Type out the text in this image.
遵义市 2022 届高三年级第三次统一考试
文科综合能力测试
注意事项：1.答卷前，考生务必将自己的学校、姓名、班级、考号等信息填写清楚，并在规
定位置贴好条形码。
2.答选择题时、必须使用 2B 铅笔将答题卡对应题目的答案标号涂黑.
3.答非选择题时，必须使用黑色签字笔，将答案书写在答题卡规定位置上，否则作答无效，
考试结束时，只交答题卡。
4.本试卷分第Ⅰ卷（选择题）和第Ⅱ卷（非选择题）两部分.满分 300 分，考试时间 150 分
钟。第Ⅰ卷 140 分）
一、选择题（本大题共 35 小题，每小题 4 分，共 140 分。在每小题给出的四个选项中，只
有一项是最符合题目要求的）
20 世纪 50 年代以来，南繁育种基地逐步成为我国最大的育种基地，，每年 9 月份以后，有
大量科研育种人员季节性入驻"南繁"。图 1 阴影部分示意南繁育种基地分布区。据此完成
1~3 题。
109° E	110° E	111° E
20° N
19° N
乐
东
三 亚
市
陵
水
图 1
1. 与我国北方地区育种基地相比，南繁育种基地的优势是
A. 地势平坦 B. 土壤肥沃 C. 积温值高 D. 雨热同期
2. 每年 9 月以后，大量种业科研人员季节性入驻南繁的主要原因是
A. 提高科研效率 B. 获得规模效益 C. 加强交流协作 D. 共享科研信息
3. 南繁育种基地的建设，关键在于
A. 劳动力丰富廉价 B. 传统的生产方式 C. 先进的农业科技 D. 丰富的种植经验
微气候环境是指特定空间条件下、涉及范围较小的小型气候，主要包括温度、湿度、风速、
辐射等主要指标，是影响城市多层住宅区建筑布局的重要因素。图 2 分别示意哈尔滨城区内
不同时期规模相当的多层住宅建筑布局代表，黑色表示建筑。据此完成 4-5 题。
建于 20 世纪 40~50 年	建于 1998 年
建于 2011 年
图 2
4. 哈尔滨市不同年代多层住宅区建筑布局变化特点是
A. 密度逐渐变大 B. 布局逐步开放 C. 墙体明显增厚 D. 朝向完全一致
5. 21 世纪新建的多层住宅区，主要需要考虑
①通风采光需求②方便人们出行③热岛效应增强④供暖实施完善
• • • •
Exercise directions>
Recopy the entries above exactly, with every line included.

Written answer>
Type out the text in this image.
遵义市 2022 届高三年级第三次统一考试
文科综合能力测试
注意事项：1.答卷前，考生务必将自己的学校、姓名、班级、考号等信息填写清楚，并在规
定位置贴好条形码。
2.答选择题时、必须使用 2B 铅笔将答题卡对应题目的答案标号涂黑.
3.答非选择题时，必须使用黑色签字笔，将答案书写在答题卡规定位置上，否则作答无效，
考试结束时，只交答题卡。
4.本试卷分第Ⅰ卷（选择题）和第Ⅱ卷（非选择题）两部分.满分 300 分，考试时间 150 分
钟。第Ⅰ卷 140 分）
一、选择题（本大题共 35 小题，每小题 4 分，共 140 分。在每小题给出的四个选项中，只
有一项是最符合题目要求的）
20 世纪 50 年代以来，南繁育种基地逐步成为我国最大的育种基地，，每年 9 月份以后，有
大量科研育种人员季节性入驻"南繁"。图 1 阴影部分示意南繁育种基地分布区。据此完成
1~3 题。
109° E	110° E	111° E
20° N
19° N
乐
东
三 亚
市
陵
水
图 1
1. 与我国北方地区育种基地相比，南繁育种基地的优势是
A. 地势平坦 B. 土壤肥沃 C. 积温值高 D. 雨热同期
2. 每年 9 月以后，大量种业科研人员季节性入驻南繁的主要原因是
A. 提高科研效率 B. 获得规模效益 C. 加强交流协作 D. 共享科研信息
3. 南繁育种基地的建设，关键在于
A. 劳动力丰富廉价 B. 传统的生产方式 C. 先进的农业科技 D. 丰富的种植经验
微气候环境是指特定空间条件下、涉及范围较小的小型气候，主要包括温度、湿度、风速、
辐射等主要指标，是影响城市多层住宅区建筑布局的重要因素。图 2 分别示意哈尔滨城区内
不同时期规模相当的多层住宅建筑布局代表，黑色表示建筑。据此完成 4-5 题。
建于 20 世纪 40~50 年	建于 1998 年
建于 2011 年
图 2
4. 哈尔滨市不同年代多层住宅区建筑布局变化特点是
A. 密度逐渐变大 B. 布局逐步开放 C. 墙体明显增厚 D. 朝向完全一致
5. 21 世纪新建的多层住宅区，主要需要考虑
①通风采光需求②方便人们出行③热岛效应增强④供暖实施完善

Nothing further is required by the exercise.